WRITTEN TASK 1: Can you convert the listing lines, from the line containing "What elements are" through the line containing "blade-value: 0 xyxy=(311,457,367,481)", into a JSON list of strings, one string per line with blank lines omitted?

SUPPLIED TEXT:
>>

Thursday, September 13, 2007

Nihilist Sculpture Project Nears Completion

While attempting to find the footing from which to begin the critical discussion of the photo-set posted in my last couple of entries and the subsequent future of the Miss Claustrophobia project, I realized that this would probably be a good time to (give the reader a bit of a break from this singular subject and) fill in some helpful gaps of information on similar/ somewhat/ arguably interconnected projects. Therefore, I feel that before proceeding I should reprint a press-release that I wrote several months ago for The Asbjorn Poetry and Arts Collective that has yet to appear on this particular blog. If you are having a hard time gethering how this article relates to the projects that I've been discussing lately (other than explaining names haphazardly dropped in prior installments) keep reading in the future, the conceptual connections should become more apparent.

PHOENIX, Arizona-

Chris Castle, a nihilist performance artist based at ASU's West Campus, braces for controversy as he proposes plans for a post-modern sculptural work constructed entirely from green Bible pamphlets handed out around campus by trench coat-wearing evangelicals.

<<

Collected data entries
>>

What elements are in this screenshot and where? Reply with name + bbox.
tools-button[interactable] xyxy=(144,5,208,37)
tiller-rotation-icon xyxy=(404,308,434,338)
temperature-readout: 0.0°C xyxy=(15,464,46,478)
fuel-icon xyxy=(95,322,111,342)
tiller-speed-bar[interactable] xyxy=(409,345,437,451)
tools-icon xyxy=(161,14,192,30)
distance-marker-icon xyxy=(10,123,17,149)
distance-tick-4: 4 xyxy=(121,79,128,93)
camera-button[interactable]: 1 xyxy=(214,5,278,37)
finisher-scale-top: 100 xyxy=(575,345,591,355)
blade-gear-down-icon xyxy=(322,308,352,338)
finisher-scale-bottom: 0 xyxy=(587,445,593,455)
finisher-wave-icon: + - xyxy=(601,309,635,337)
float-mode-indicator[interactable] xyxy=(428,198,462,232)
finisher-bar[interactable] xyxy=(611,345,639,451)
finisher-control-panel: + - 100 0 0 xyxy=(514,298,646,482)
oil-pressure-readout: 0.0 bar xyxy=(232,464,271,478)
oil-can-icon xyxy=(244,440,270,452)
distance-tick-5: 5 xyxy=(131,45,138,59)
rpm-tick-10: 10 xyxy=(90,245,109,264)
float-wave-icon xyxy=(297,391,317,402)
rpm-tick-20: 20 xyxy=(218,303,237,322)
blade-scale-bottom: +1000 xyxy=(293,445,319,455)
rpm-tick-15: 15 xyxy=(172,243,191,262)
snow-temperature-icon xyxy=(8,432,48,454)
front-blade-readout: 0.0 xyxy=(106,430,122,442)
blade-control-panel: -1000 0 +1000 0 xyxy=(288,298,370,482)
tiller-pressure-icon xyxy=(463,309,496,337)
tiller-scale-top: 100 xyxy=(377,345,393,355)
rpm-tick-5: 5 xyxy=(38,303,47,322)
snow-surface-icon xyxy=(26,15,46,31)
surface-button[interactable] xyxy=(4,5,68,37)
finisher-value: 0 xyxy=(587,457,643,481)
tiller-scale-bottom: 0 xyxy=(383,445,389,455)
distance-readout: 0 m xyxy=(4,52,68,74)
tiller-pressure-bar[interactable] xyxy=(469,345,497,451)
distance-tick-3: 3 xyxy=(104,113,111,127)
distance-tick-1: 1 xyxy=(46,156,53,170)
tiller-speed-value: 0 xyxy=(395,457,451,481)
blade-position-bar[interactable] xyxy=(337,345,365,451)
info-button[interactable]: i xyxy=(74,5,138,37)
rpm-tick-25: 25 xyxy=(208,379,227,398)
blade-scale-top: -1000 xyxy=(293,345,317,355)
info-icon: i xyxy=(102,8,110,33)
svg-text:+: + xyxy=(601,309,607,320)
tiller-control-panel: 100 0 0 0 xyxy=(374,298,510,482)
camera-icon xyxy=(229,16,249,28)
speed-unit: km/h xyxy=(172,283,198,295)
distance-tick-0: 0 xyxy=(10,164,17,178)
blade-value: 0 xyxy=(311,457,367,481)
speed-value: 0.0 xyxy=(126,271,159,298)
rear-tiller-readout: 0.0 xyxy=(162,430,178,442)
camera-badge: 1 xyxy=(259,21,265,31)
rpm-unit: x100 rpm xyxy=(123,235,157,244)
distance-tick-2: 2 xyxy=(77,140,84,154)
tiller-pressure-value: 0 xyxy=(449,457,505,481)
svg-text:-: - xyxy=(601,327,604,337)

<<
>>

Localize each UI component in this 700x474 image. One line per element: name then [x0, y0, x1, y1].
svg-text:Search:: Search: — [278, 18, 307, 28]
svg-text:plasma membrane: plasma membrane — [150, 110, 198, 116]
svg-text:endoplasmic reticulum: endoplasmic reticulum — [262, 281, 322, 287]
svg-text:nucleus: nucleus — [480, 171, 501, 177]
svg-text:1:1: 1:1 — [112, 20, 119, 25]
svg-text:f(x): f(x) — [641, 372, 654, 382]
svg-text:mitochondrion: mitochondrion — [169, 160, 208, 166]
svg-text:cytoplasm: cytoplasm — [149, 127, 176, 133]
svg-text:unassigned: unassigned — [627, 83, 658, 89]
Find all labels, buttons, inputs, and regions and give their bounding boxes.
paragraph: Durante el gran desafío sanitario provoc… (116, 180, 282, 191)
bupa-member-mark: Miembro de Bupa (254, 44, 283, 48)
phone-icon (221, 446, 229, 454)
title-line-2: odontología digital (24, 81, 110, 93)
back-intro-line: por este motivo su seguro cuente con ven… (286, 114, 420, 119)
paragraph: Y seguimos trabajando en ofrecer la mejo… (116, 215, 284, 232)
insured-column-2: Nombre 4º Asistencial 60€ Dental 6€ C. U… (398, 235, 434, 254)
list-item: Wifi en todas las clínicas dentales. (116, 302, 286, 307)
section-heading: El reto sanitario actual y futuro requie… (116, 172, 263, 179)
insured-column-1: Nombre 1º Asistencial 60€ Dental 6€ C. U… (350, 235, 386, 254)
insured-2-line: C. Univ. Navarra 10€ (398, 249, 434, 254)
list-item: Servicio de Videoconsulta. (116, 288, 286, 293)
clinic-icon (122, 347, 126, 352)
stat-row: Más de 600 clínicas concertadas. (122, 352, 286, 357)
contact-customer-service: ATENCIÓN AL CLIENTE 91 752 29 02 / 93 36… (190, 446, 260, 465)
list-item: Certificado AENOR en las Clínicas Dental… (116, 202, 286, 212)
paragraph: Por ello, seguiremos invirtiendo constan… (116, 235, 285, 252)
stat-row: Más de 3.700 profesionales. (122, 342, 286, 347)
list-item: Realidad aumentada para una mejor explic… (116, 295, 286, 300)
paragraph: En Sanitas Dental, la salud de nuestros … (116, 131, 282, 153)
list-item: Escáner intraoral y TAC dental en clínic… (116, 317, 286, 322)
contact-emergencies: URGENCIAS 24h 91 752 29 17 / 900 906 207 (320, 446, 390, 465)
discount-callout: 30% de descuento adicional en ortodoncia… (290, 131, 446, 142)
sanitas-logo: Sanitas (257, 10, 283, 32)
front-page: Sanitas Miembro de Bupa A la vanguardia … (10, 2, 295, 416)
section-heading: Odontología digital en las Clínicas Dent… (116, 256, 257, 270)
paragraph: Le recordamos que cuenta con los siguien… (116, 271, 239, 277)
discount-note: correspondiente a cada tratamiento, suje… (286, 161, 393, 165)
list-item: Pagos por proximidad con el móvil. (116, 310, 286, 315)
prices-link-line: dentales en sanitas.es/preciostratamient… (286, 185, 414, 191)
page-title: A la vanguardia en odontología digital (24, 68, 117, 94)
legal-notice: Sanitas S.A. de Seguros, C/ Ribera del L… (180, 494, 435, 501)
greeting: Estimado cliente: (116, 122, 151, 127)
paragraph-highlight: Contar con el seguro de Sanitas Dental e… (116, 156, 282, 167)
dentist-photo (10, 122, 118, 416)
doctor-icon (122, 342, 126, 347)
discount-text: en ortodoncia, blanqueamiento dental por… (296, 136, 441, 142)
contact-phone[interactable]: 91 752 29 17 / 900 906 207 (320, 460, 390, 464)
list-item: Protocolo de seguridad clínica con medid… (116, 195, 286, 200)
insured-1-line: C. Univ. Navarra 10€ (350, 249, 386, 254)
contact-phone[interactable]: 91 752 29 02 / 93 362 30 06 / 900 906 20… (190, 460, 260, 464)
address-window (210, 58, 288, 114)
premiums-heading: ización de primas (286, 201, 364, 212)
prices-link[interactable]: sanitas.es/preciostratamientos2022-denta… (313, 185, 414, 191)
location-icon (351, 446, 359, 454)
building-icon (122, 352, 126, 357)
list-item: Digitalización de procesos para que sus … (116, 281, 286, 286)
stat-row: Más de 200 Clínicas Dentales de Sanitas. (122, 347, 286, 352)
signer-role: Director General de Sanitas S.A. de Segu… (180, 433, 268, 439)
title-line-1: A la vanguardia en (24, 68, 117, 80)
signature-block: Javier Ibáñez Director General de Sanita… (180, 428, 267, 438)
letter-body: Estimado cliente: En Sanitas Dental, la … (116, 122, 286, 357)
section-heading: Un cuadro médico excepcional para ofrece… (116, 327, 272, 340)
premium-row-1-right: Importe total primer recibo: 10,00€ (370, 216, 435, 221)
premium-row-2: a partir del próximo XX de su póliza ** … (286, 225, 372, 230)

<<

WRITTEN TASK 2: Could you transcribe the nihilist sculpture post word for word, from "Chris Castle, a" to "trench coat-wearing evangelicals."?

TASK SOLUTION 1:
[
  "What elements are in this screenshot and where? Reply with name + bbox.",
  "tools-button[interactable] xyxy=(144,5,208,37)",
  "tiller-rotation-icon xyxy=(404,308,434,338)",
  "temperature-readout: 0.0°C xyxy=(15,464,46,478)",
  "fuel-icon xyxy=(95,322,111,342)",
  "tiller-speed-bar[interactable] xyxy=(409,345,437,451)",
  "tools-icon xyxy=(161,14,192,30)",
  "distance-marker-icon xyxy=(10,123,17,149)",
  "distance-tick-4: 4 xyxy=(121,79,128,93)",
  "camera-button[interactable]: 1 xyxy=(214,5,278,37)",
  "finisher-scale-top: 100 xyxy=(575,345,591,355)",
  "blade-gear-down-icon xyxy=(322,308,352,338)",
  "finisher-scale-bottom: 0 xyxy=(587,445,593,455)",
  "finisher-wave-icon: + - xyxy=(601,309,635,337)",
  "float-mode-indicator[interactable] xyxy=(428,198,462,232)",
  "finisher-bar[interactable] xyxy=(611,345,639,451)",
  "finisher-control-panel: + - 100 0 0 xyxy=(514,298,646,482)",
  "oil-pressure-readout: 0.0 bar xyxy=(232,464,271,478)",
  "oil-can-icon xyxy=(244,440,270,452)",
  "distance-tick-5: 5 xyxy=(131,45,138,59)",
  "rpm-tick-10: 10 xyxy=(90,245,109,264)",
  "float-wave-icon xyxy=(297,391,317,402)",
  "rpm-tick-20: 20 xyxy=(218,303,237,322)",
  "blade-scale-bottom: +1000 xyxy=(293,445,319,455)",
  "rpm-tick-15: 15 xyxy=(172,243,191,262)",
  "snow-temperature-icon xyxy=(8,432,48,454)",
  "front-blade-readout: 0.0 xyxy=(106,430,122,442)",
  "blade-control-panel: -1000 0 +1000 0 xyxy=(288,298,370,482)",
  "tiller-pressure-icon xyxy=(463,309,496,337)",
  "tiller-scale-top: 100 xyxy=(377,345,393,355)",
  "rpm-tick-5: 5 xyxy=(38,303,47,322)",
  "snow-surface-icon xyxy=(26,15,46,31)",
  "surface-button[interactable] xyxy=(4,5,68,37)",
  "finisher-value: 0 xyxy=(587,457,643,481)",
  "tiller-scale-bottom: 0 xyxy=(383,445,389,455)",
  "distance-readout: 0 m xyxy=(4,52,68,74)",
  "tiller-pressure-bar[interactable] xyxy=(469,345,497,451)",
  "distance-tick-3: 3 xyxy=(104,113,111,127)",
  "distance-tick-1: 1 xyxy=(46,156,53,170)",
  "tiller-speed-value: 0 xyxy=(395,457,451,481)",
  "blade-position-bar[interactable] xyxy=(337,345,365,451)",
  "info-button[interactable]: i xyxy=(74,5,138,37)",
  "rpm-tick-25: 25 xyxy=(208,379,227,398)",
  "blade-scale-top: -1000 xyxy=(293,345,317,355)",
  "info-icon: i xyxy=(102,8,110,33)",
  "svg-text:+: + xyxy=(601,309,607,320)",
  "tiller-control-panel: 100 0 0 0 xyxy=(374,298,510,482)",
  "camera-icon xyxy=(229,16,249,28)",
  "speed-unit: km/h xyxy=(172,283,198,295)",
  "distance-tick-0: 0 xyxy=(10,164,17,178)",
  "blade-value: 0 xyxy=(311,457,367,481)"
]

TASK SOLUTION 2:
Chris Castle, a nihilist performance artist based at ASU's West Campus, braces for controversy as he proposes plans for a post-modern sculptural work constructed entirely from green Bible pamphlets handed out around campus by trench coat-wearing evangelicals.